> _TAREFA PROPOSTA 1_
Diga se cada afirmação abaixo concorda com o texto sobre Hildebrandt e a esquerda, respondendo sim ou não e citando literalmente as palavras do texto que decidem a questão. (a) Hildebrandt escreveu na semana passada uma extensa página sobre a esquerda. (b) A esquerda apoiou Velasco Alvarado exigindo algo em troca. (c) A esquerda encabeçou a luta dos trabalhadores mineiros do centro do Peru nos anos cinquenta do século passado.
> _TAREFA PROPOSTA 2_
Por favor, prossiga o texto sobre Hildebrandt e a esquerda a partir da última frase apresentada.
====== TRECHO ======
Quando na semana passada Cesar Hildebrandt escreveu uma extensa página referida à esquerda, supus que se tratasse de um fato fortuito. Pensei que alguma coisa lhe havia afetado o fígado e que, e como resultado do mal-estar, o lido jornalista havia incubado uma explosão. O fato de que em sua mais recente edição volte ao tema, com a mesma mensagem vitriólica que conhecemos, já é preocupante. Não tanto por seu destino pessoal – que finalmente dependerá de sua própria maneira de encarar as coisas – mas sobretudo por sua mensagem, que diz representar uma vontade que sistematicamente desmente: a indispensável identificação com a causa dos povos.
Na verdade, da plateia os expoentes da classe dominante devem tê-lo aplaudido de pé, saudando suas imprecações contra o socialismo e seus expoentes. Vale a pena, então, refletir em torno delas como uma maneira de responder à vertigem de palavras que nos apresenta o jornalista.
Alai.net
Contrariamente ao que ele sustenta, a esquerda pensa, se não pensasse, se guiaria seguramente por Hildebrandt e estaria maldizendo a todos.
Contrariamente ao que ele sustenta, a esquerda pensa, se não pensasse, se guiaria seguramente por Hildebrandt e estaria maldizendo a todos. Falando mal de uns e outros, denunciando os que cantam e os que dançam. Os que leem e os que escrevem; os que riem e os que choram. E responderia apenas aos seus reflexos hepáticos, maldizendo intermitentemente seus juízes. Mas assim não cresceria, como soube crescer (a esquerda) em determinadas etapas de sua história.
É verdade que em sua honrosa história, a esquerda cometeu erros. Teve etapas solventes, como quando encabeçou a luta dos trabalhadores mineiros do centro do Peru, nos anos trinta do século passado; ou quando levantou as bandeiras da restauração democrática respaldando Bustamante e Rivero, em 45; ou quando soube ver no horizonte o início de um processo transformador com Velasco Alvarado nos anos setenta, e se somou em seu apoio sem pedir nada em troca; ou quando se converteu em uma alternativa de governo e de poder, com as bandeiras da Esquerda Unida em fins do século passado.
====== LISTAGEM FORNECIDA ======
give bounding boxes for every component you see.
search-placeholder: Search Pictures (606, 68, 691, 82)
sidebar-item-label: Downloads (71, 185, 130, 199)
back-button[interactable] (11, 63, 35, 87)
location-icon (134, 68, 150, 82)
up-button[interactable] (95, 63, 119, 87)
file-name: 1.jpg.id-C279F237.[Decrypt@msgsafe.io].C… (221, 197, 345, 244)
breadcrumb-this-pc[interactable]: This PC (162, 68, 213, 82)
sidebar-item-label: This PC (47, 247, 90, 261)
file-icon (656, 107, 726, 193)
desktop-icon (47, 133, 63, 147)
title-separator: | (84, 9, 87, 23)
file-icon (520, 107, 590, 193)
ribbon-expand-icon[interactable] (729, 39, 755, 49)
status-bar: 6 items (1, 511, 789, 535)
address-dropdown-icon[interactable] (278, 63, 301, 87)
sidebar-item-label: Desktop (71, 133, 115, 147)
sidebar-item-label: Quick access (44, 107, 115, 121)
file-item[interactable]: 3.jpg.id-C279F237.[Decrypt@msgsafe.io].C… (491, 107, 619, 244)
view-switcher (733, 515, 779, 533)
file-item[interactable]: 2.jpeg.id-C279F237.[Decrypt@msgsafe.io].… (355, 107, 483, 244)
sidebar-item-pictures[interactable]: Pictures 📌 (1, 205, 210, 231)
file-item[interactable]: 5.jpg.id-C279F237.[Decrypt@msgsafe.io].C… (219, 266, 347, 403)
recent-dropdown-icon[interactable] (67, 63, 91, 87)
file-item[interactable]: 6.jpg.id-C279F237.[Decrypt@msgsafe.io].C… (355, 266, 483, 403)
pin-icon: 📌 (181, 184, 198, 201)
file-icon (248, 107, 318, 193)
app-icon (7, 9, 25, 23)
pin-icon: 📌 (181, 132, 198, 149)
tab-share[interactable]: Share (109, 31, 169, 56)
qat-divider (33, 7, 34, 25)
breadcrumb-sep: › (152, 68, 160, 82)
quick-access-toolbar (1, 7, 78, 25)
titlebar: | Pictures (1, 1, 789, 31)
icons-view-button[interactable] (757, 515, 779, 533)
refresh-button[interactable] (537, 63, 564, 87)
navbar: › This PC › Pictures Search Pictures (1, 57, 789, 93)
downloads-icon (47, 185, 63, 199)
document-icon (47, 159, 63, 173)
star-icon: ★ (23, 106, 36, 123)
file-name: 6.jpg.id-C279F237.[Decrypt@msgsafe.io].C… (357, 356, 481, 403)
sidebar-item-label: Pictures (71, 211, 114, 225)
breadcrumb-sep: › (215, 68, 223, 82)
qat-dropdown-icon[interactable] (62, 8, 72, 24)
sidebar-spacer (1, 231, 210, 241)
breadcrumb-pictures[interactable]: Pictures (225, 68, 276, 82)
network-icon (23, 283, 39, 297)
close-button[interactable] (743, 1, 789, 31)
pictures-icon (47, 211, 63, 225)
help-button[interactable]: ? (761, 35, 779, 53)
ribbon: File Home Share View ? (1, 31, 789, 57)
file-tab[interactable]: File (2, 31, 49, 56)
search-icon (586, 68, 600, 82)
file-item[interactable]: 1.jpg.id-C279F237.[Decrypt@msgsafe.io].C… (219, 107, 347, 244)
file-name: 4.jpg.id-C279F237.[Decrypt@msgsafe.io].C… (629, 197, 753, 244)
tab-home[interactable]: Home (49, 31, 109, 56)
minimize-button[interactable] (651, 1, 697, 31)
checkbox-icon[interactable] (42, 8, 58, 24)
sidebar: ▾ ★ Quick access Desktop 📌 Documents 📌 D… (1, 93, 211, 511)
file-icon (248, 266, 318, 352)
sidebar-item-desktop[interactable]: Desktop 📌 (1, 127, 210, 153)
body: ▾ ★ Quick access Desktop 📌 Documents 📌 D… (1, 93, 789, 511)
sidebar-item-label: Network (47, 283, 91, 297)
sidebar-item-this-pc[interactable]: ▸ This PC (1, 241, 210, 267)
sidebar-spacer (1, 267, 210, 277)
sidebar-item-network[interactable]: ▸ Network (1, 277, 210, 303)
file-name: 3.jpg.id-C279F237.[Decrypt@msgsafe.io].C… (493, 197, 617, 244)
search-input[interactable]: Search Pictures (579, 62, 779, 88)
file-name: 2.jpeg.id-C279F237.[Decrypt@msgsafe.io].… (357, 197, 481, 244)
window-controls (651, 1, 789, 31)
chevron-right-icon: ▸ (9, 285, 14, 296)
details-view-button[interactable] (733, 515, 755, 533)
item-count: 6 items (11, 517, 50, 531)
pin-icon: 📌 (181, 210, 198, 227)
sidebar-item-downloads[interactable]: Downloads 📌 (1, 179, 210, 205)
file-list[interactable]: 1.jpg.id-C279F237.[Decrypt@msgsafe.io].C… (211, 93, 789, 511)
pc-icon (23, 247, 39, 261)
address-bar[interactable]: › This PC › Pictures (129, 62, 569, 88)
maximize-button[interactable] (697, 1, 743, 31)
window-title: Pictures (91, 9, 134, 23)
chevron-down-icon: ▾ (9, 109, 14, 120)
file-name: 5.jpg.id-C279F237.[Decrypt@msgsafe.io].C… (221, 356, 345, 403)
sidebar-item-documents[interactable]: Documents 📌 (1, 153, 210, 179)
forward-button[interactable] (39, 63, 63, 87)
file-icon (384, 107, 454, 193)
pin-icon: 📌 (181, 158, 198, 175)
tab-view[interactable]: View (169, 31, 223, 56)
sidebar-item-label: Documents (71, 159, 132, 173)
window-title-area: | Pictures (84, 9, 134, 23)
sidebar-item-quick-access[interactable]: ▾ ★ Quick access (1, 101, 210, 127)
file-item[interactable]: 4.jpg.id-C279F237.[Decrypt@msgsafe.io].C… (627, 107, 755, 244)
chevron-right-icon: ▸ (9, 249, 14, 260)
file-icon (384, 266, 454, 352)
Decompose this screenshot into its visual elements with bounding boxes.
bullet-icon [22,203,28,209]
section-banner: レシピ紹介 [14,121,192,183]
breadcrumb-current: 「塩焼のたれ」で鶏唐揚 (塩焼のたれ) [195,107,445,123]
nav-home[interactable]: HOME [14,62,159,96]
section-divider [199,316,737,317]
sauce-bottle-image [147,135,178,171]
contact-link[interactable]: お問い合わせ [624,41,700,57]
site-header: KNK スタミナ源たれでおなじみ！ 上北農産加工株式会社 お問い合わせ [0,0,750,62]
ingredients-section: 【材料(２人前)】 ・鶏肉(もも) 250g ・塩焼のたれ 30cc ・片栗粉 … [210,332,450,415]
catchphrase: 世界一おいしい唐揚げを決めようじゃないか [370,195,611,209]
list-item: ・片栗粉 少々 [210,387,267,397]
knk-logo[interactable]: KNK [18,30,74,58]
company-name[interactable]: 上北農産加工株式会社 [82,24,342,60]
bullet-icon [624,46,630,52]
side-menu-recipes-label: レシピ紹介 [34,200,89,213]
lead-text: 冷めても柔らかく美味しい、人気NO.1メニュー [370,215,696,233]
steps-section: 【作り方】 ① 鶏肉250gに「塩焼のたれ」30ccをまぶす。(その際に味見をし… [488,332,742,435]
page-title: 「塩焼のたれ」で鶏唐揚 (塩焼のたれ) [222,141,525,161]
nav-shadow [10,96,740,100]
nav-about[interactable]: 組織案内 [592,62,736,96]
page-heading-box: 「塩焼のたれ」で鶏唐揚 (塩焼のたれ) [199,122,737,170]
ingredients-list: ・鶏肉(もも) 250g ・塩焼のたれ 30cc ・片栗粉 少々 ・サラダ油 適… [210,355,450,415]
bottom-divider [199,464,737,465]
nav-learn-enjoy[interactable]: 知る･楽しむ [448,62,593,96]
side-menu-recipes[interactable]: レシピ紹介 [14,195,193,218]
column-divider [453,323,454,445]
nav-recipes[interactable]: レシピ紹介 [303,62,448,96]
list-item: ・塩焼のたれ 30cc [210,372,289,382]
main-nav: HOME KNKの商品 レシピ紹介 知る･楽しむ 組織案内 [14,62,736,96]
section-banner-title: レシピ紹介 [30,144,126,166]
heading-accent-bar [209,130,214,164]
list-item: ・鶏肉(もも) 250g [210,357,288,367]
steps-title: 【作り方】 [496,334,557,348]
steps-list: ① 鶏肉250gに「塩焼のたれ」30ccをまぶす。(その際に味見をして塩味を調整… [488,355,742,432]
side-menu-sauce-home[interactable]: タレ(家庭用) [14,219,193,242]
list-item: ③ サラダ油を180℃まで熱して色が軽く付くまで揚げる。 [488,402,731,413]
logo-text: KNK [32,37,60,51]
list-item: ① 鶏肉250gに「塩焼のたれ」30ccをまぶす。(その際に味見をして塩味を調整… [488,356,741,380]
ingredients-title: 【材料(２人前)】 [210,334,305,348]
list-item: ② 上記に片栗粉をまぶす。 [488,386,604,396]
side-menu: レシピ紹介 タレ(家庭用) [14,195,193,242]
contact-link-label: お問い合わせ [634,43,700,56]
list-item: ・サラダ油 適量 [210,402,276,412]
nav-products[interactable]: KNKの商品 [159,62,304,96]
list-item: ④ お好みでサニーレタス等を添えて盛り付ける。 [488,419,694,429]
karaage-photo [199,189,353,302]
======
> _RESPOSTA FINAL 1_
(a) Sim: “Quando na semana passada Cesar Hildebrandt escreveu uma extensa página referida à esquerda”.
(b) Não: “se somou em seu apoio sem pedir nada em troca”.
(c) Não: “encabeçou a luta dos trabalhadores mineiros do centro do Peru, nos anos trinta do século passado”.

> _RESPOSTA FINAL 2_
Nestas etapas, houveram jornalistas – e outros – que se acercaram a nós, que colaboraram com nossas publicações e que nos convidaram a conversar com eles em tribunas públicas. Eram outros tempos, sem dúvida, e alguns do que assim agiram, pensaram que à sombra de nossas lutas poderiam alcançar algo, pelo menos em laudatórios reconhecimentos formais. Os revezes do socialismo finalmente os desalentaram e optaram por acreditar apenas na estéril virtude da negação e do protesto.
E também é certo que cometemos erros sobretudo nas últimas décadas, quando algumas cúpulas de partido se deixaram ganhar pelos anzóis lançados em seu entorno. Ali apareceram posições eleitoreiras e oportunistas, que muitos denunciamos e esperamos corrigir com o tempo, Mas esses lastros não pesam tanto em nossa consciência como para que caiamos no desespero ou no abandono.
Sabemos do peso da classe dominante e somos conscientes que ela é capaz de infiltrar, desorganizar e mesmo desorientar nossas fileiras.
Recordamos, é claro, a esse argentino bom, Aníbal Ponce. Ele nos dizia com soltura: “alentando em uns a vaidade sempre desperta, aumentando nos outros a cobiça nunca afogada, a burguesia retém ainda entre suas mãos alguns dos meandros da alma proletária”. Nos falava assim de uma consciência de classe que se adquire na luta, e que se perde quando ela cessa, e quando se impõem as teses de “concertação” e do “diálogo”, em vez da ação independente e de classe..
Por aí assomam nossos desafios e retardos, que procuramos encarar com paciência de perseverança, conscientes de que vivemos ainda em etapas prévias a uma convulsão social que aparece inexorável.
Sabemos que na medida que amadureçam as coisas e que se eleve, como corresponde, a experiência das massas, elas saberão construir a ferramenta que ainda não conseguimos forjar. E nisso também somos leais a Lenin: “cada país deve parir seu movimento”.
Objetivamente, ainda não alcançamos o alumbramento indispensável, e os nove meses de uma gravidez rotineira parecem ser no caso do nosso movimento um período muito mais longo que o previsto. Talvez esse seja tão extenso que muitos de nós não alcancemos a ser atores desse desenlace; mas ele acontecerá, apesar dos turvos presságios dos pessimistas de sempre.
Nós – é bom que saibam – não desanimamos pelas derrotas nem arriamos bandeiras pelos contrastes. Nascemos e crescemos ao calor das expectativas de nosso povo. E por isso, apesar dos revezes, incubamos com orgulho a esperança viva.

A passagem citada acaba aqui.